* _Texte fourni_:
━━━━

L’Armée : une histoire de famille pour ce père et son fils

Article / Le 16 juin 2017 / Numéro de projet : 17-0150

Par Simon Leblanc, Journal Adsum

Valcartier, Québec — Le soldat Sébastien Tousignant, membre de la 55e Ambulance de campagne à Québec, n’envisageait par une carrière dans l’armée avant d’apprendre que le métier d’adjoint médical existait dans l’Armée canadienne.

 «C’est ce qui m’a incité à me lancer dans l’aventure», affirme le jeune homme de 17 ans dont le père, major Michel Tousignant, compte 25 ans de service.

Vingt-cinq ans après avoir lui-même revêtu l’uniforme, le Maj Tousignant voit son fils faire ses premiers pas comme militaire.

«Mon père est en quelque sorte un modèle. Même lorsque je n’avais pas encore commencé ma carrière militaire, le voir dans l’armée était quelque chose de spécial et j’en suis fier», confie le Sdt Tousignant.

Fraîchement sorti de sa Qualification militaire de base, le jeune Tousignant étu die également en sciences naturelles au Cégep Garneau et vise des études en médecine à l’université, héritage de sa mère qui exerce le métier d’infirmière.

Ne sachant pas ce que l’avenir militaire lui réserve, il se donne deux options : entrer dans la Régulière après ses études ou combiner une carrière civile comme médecin et un emploi dans la Réserve. Chose certaine, tout comme son paternel, il compte vivre ses expériences en tant que membre du rang avant d’envi sager l’option d’une carrière d’officier.

━━━━

* _Consigne_: Recopiez mot pour mot un passage de l’article, en commençant aux mots « Article / Le » et en vous arrêtant après « dans l’Armée canadienne. ». Appuyez-vous sur l’article seul pour répondre.

* _Liste extraite d’une collection_:
━━━━

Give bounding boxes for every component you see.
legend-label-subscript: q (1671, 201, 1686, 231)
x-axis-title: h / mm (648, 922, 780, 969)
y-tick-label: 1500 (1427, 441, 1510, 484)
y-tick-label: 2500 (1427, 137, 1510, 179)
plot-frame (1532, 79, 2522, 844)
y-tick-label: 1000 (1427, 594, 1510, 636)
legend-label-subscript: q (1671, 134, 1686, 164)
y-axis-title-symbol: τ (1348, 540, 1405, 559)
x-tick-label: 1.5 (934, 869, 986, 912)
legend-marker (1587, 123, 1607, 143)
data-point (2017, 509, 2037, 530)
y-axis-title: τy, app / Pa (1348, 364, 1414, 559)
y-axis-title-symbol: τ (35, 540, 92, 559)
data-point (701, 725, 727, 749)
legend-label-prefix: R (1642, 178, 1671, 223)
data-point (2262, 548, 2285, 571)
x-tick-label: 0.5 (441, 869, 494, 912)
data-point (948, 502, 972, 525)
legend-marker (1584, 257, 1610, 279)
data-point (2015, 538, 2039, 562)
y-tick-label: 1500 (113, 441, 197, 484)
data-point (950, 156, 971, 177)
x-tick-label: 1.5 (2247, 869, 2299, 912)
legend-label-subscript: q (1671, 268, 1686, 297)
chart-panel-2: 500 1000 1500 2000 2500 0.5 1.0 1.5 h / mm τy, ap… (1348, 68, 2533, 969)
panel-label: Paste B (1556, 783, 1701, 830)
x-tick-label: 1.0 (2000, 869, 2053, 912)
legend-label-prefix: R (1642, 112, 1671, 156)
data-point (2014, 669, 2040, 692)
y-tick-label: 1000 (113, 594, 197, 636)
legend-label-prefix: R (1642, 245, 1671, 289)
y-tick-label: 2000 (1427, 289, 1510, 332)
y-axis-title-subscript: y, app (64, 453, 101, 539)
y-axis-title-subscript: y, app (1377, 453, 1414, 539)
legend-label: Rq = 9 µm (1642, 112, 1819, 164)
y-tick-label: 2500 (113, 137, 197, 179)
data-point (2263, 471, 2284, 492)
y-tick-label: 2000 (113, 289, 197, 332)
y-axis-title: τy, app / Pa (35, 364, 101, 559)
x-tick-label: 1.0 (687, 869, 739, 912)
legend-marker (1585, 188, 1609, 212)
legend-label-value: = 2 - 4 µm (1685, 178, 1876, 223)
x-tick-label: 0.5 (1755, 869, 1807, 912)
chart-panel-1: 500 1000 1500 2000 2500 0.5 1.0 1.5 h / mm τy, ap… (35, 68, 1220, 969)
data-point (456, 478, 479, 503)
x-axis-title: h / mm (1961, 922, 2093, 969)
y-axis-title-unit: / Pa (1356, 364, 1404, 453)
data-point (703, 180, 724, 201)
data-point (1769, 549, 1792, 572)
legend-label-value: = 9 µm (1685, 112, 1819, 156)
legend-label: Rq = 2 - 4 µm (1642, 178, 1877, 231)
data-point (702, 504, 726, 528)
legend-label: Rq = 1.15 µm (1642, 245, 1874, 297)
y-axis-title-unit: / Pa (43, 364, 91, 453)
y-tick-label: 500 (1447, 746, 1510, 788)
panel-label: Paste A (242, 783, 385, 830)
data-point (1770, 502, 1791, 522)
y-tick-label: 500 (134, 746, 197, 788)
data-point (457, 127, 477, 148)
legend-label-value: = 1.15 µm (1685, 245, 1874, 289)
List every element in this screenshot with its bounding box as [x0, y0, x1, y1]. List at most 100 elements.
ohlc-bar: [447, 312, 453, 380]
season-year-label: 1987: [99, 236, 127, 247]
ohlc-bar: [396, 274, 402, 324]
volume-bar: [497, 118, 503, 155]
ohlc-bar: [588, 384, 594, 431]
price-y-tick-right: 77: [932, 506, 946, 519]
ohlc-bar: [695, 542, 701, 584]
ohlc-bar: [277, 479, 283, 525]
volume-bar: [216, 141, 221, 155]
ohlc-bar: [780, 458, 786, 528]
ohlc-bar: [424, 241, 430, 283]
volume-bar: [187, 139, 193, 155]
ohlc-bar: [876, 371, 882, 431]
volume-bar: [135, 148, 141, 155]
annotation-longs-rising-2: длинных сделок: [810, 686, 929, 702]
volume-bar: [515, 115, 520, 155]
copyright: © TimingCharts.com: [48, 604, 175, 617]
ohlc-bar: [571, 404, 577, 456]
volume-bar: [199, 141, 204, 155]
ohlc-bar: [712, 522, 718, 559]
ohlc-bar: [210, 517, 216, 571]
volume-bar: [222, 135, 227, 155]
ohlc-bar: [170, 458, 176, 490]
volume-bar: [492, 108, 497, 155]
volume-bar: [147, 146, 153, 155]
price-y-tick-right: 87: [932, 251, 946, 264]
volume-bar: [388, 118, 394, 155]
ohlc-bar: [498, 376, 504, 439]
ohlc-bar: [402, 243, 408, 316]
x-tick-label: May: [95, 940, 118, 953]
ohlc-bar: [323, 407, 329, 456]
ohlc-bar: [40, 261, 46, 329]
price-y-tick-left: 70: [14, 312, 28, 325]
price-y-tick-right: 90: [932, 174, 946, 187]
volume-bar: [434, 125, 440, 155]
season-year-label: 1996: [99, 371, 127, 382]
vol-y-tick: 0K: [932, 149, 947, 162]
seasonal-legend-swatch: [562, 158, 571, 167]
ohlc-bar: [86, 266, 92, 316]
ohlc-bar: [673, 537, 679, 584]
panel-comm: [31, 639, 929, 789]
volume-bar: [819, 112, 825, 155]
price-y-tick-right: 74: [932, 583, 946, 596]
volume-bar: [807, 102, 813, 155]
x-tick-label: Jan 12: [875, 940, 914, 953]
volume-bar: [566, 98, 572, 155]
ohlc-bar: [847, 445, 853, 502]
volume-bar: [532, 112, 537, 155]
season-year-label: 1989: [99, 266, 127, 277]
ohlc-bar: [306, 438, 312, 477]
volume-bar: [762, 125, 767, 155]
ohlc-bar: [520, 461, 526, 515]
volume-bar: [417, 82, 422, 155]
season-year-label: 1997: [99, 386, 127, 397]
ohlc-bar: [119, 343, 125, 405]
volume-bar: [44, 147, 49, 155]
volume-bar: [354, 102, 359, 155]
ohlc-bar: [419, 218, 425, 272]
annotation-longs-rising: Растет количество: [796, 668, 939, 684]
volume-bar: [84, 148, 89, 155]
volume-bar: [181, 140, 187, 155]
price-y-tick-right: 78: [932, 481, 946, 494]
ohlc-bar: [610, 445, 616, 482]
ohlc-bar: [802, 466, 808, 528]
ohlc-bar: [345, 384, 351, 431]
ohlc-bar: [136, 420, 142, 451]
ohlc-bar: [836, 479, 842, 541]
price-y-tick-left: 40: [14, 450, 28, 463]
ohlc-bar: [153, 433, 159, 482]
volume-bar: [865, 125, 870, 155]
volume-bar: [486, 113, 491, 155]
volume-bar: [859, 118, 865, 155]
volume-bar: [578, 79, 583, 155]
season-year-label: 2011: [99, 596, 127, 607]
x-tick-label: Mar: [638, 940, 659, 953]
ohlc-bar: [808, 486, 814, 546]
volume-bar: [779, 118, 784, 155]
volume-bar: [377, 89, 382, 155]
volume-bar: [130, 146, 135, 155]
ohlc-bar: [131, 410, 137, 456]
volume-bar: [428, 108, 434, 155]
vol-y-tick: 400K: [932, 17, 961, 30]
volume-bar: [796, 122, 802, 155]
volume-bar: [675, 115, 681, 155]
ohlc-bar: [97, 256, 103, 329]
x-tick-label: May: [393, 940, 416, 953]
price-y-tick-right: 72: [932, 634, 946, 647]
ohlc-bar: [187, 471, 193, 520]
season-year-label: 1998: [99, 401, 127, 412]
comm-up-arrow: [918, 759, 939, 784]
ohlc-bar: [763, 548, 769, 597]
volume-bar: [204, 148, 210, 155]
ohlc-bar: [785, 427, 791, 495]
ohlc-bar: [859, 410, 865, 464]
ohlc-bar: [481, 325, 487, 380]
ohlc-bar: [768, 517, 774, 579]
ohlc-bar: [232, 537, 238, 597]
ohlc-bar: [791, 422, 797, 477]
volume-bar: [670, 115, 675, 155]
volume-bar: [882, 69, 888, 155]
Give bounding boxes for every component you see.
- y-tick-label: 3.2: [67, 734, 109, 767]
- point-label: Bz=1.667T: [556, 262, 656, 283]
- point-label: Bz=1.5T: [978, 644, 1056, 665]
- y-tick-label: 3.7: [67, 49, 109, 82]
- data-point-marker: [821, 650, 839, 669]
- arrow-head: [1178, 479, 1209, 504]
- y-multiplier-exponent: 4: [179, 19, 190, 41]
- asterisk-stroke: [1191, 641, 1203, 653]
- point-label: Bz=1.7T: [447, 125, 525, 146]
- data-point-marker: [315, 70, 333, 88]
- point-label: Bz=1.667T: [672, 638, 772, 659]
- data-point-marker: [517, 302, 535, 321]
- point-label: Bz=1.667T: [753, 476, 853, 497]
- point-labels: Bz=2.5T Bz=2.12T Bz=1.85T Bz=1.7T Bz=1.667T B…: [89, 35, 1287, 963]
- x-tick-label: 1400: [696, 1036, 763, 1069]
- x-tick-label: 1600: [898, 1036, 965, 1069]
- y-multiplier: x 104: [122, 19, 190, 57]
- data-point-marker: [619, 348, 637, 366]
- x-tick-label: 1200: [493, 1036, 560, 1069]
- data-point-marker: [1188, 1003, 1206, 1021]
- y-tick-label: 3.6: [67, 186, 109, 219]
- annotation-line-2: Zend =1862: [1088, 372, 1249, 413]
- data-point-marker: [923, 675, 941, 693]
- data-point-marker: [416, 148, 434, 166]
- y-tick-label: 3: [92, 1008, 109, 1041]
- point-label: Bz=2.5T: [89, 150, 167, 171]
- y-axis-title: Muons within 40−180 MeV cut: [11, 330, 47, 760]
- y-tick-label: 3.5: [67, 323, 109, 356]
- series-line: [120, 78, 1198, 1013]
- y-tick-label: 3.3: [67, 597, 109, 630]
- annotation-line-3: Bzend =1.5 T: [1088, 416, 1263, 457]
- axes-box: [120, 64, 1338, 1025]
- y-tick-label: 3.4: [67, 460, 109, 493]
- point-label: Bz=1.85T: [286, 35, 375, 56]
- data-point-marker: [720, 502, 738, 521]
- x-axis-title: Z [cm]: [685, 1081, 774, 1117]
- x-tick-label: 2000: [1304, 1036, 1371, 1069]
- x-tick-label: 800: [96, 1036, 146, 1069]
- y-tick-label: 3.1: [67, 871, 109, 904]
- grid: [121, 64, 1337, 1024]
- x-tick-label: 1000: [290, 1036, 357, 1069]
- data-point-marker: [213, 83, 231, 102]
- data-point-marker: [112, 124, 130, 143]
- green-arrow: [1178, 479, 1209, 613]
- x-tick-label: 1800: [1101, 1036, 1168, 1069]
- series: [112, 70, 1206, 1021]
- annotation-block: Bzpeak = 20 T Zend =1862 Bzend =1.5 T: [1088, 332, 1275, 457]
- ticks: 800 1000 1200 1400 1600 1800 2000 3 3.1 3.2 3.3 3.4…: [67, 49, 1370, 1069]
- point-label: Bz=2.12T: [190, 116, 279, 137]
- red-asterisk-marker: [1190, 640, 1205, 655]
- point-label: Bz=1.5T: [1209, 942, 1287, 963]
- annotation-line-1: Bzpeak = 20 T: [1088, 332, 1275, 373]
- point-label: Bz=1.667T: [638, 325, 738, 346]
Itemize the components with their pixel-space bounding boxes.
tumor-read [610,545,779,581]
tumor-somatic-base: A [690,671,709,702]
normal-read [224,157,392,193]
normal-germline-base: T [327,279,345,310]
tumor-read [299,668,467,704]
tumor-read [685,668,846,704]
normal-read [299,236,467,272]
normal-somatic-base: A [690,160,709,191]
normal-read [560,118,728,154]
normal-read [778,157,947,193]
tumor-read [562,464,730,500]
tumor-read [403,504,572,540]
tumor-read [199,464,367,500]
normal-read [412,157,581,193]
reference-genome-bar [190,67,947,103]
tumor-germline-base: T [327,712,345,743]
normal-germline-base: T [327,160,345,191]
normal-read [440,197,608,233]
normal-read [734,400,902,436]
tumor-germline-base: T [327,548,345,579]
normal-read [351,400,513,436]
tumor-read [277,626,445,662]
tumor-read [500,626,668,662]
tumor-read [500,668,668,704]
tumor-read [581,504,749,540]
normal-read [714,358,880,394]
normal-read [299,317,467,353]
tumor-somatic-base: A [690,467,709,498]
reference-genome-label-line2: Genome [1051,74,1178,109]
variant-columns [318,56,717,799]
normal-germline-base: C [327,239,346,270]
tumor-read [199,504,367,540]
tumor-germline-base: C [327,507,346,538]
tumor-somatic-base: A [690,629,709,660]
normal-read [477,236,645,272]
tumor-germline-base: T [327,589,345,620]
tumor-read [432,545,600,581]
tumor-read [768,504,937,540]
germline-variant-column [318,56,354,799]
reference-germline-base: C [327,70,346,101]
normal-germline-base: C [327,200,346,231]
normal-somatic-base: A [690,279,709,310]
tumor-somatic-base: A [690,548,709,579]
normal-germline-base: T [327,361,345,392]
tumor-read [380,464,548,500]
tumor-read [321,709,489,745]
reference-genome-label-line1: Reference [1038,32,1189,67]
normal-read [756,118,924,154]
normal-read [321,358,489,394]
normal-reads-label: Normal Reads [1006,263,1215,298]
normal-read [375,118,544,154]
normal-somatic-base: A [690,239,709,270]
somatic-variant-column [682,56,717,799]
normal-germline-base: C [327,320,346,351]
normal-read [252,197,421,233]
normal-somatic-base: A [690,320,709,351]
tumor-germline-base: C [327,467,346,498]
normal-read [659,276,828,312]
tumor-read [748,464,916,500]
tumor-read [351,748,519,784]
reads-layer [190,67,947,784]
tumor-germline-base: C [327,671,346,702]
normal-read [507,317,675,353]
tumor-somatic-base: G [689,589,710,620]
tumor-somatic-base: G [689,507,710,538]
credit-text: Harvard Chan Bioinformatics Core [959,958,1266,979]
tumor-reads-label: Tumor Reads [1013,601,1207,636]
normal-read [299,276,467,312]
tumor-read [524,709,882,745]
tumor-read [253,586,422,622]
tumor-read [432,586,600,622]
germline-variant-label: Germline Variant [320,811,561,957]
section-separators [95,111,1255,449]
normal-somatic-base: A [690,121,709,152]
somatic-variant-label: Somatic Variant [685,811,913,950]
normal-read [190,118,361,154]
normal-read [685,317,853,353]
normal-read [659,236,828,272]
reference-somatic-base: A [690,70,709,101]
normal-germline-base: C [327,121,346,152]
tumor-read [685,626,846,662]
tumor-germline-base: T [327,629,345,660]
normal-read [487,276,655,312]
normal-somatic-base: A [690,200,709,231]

━━━━

* _Réponse attendue_:
Article / Le 16 juin 2017 / Numéro de projet : 17-0150

Par Simon Leblanc, Journal Adsum

Valcartier, Québec — Le soldat Sébastien Tousignant, membre de la 55e Ambulance de campagne à Québec, n’envisageait par une carrière dans l’armée avant d’apprendre que le métier d’adjoint médical existait dans l’Armée canadienne.